> _What you should do_
Every record below should be printed exactly as it appears.

Start

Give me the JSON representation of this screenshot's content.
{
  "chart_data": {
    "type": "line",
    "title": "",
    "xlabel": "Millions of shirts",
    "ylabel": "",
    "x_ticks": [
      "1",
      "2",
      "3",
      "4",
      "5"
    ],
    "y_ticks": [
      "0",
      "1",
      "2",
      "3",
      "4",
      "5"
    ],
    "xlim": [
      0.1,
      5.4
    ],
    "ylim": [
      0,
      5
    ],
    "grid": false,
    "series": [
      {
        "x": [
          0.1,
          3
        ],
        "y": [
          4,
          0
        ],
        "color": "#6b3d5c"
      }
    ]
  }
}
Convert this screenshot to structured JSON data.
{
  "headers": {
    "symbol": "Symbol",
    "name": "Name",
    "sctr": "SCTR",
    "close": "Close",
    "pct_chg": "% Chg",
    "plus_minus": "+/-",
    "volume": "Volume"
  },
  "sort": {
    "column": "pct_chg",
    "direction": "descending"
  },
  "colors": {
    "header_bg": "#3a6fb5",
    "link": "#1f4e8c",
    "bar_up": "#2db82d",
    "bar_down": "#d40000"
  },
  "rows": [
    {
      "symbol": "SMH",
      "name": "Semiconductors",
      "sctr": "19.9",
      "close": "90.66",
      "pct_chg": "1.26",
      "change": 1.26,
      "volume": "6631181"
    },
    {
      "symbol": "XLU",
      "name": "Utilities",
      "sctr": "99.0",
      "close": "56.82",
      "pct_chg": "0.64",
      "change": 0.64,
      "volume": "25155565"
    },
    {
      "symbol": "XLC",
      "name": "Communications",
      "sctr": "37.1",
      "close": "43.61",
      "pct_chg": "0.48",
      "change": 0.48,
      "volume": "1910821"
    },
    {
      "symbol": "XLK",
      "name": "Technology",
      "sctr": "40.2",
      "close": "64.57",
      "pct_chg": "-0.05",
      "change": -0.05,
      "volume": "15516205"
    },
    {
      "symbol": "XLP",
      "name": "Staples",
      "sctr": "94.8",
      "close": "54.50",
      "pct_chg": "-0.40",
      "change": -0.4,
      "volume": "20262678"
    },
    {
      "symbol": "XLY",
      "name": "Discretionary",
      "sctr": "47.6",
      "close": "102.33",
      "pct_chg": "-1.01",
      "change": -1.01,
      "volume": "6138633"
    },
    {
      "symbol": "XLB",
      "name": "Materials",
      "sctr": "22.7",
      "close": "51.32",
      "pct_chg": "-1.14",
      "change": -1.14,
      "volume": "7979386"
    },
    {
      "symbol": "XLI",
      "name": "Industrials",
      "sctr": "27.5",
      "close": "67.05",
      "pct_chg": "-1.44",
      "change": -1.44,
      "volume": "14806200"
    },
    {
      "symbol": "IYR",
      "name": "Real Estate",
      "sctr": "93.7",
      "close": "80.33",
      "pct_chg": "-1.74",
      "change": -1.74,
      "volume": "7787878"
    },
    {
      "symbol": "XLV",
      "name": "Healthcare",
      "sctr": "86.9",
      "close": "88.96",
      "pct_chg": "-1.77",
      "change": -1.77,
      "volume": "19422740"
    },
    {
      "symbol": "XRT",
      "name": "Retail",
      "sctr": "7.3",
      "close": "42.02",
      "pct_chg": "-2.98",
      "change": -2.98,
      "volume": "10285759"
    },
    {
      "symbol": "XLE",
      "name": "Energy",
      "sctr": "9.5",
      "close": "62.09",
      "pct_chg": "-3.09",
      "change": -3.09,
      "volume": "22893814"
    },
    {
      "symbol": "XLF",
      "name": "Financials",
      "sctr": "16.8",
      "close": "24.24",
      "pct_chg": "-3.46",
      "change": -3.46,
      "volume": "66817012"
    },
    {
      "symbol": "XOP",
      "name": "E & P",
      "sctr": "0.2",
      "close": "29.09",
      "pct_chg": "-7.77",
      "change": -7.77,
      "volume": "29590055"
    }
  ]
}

End

> _Result for this task_
Give me the JSON representation of this screenshot's content.
{
  "chart_data": {
    "type": "line",
    "title": "",
    "xlabel": "Millions of shirts",
    "ylabel": "",
    "x_ticks": [
      "1",
      "2",
      "3",
      "4",
      "5"
    ],
    "y_ticks": [
      "0",
      "1",
      "2",
      "3",
      "4",
      "5"
    ],
    "xlim": [
      0.1,
      5.4
    ],
    "ylim": [
      0,
      5
    ],
    "grid": false,
    "series": [
      {
        "x": [
          0.1,
          3
        ],
        "y": [
          4,
          0
        ],
        "color": "#6b3d5c"
      }
    ]
  }
}
Convert this screenshot to structured JSON data.
{
  "headers": {
    "symbol": "Symbol",
    "name": "Name",
    "sctr": "SCTR",
    "close": "Close",
    "pct_chg": "% Chg",
    "plus_minus": "+/-",
    "volume": "Volume"
  },
  "sort": {
    "column": "pct_chg",
    "direction": "descending"
  },
  "colors": {
    "header_bg": "#3a6fb5",
    "link": "#1f4e8c",
    "bar_up": "#2db82d",
    "bar_down": "#d40000"
  },
  "rows": [
    {
      "symbol": "SMH",
      "name": "Semiconductors",
      "sctr": "19.9",
      "close": "90.66",
      "pct_chg": "1.26",
      "change": 1.26,
      "volume": "6631181"
    },
    {
      "symbol": "XLU",
      "name": "Utilities",
      "sctr": "99.0",
      "close": "56.82",
      "pct_chg": "0.64",
      "change": 0.64,
      "volume": "25155565"
    },
    {
      "symbol": "XLC",
      "name": "Communications",
      "sctr": "37.1",
      "close": "43.61",
      "pct_chg": "0.48",
      "change": 0.48,
      "volume": "1910821"
    },
    {
      "symbol": "XLK",
      "name": "Technology",
      "sctr": "40.2",
      "close": "64.57",
      "pct_chg": "-0.05",
      "change": -0.05,
      "volume": "15516205"
    },
    {
      "symbol": "XLP",
      "name": "Staples",
      "sctr": "94.8",
      "close": "54.50",
      "pct_chg": "-0.40",
      "change": -0.4,
      "volume": "20262678"
    },
    {
      "symbol": "XLY",
      "name": "Discretionary",
      "sctr": "47.6",
      "close": "102.33",
      "pct_chg": "-1.01",
      "change": -1.01,
      "volume": "6138633"
    },
    {
      "symbol": "XLB",
      "name": "Materials",
      "sctr": "22.7",
      "close": "51.32",
      "pct_chg": "-1.14",
      "change": -1.14,
      "volume": "7979386"
    },
    {
      "symbol": "XLI",
      "name": "Industrials",
      "sctr": "27.5",
      "close": "67.05",
      "pct_chg": "-1.44",
      "change": -1.44,
      "volume": "14806200"
    },
    {
      "symbol": "IYR",
      "name": "Real Estate",
      "sctr": "93.7",
      "close": "80.33",
      "pct_chg": "-1.74",
      "change": -1.74,
      "volume": "7787878"
    },
    {
      "symbol": "XLV",
      "name": "Healthcare",
      "sctr": "86.9",
      "close": "88.96",
      "pct_chg": "-1.77",
      "change": -1.77,
      "volume": "19422740"
    },
    {
      "symbol": "XRT",
      "name": "Retail",
      "sctr": "7.3",
      "close": "42.02",
      "pct_chg": "-2.98",
      "change": -2.98,
      "volume": "10285759"
    },
    {
      "symbol": "XLE",
      "name": "Energy",
      "sctr": "9.5",
      "close": "62.09",
      "pct_chg": "-3.09",
      "change": -3.09,
      "volume": "22893814"
    },
    {
      "symbol": "XLF",
      "name": "Financials",
      "sctr": "16.8",
      "close": "24.24",
      "pct_chg": "-3.46",
      "change": -3.46,
      "volume": "66817012"
    },
    {
      "symbol": "XOP",
      "name": "E & P",
      "sctr": "0.2",
      "close": "29.09",
      "pct_chg": "-7.77",
      "change": -7.77,
      "volume": "29590055"
    }
  ]
}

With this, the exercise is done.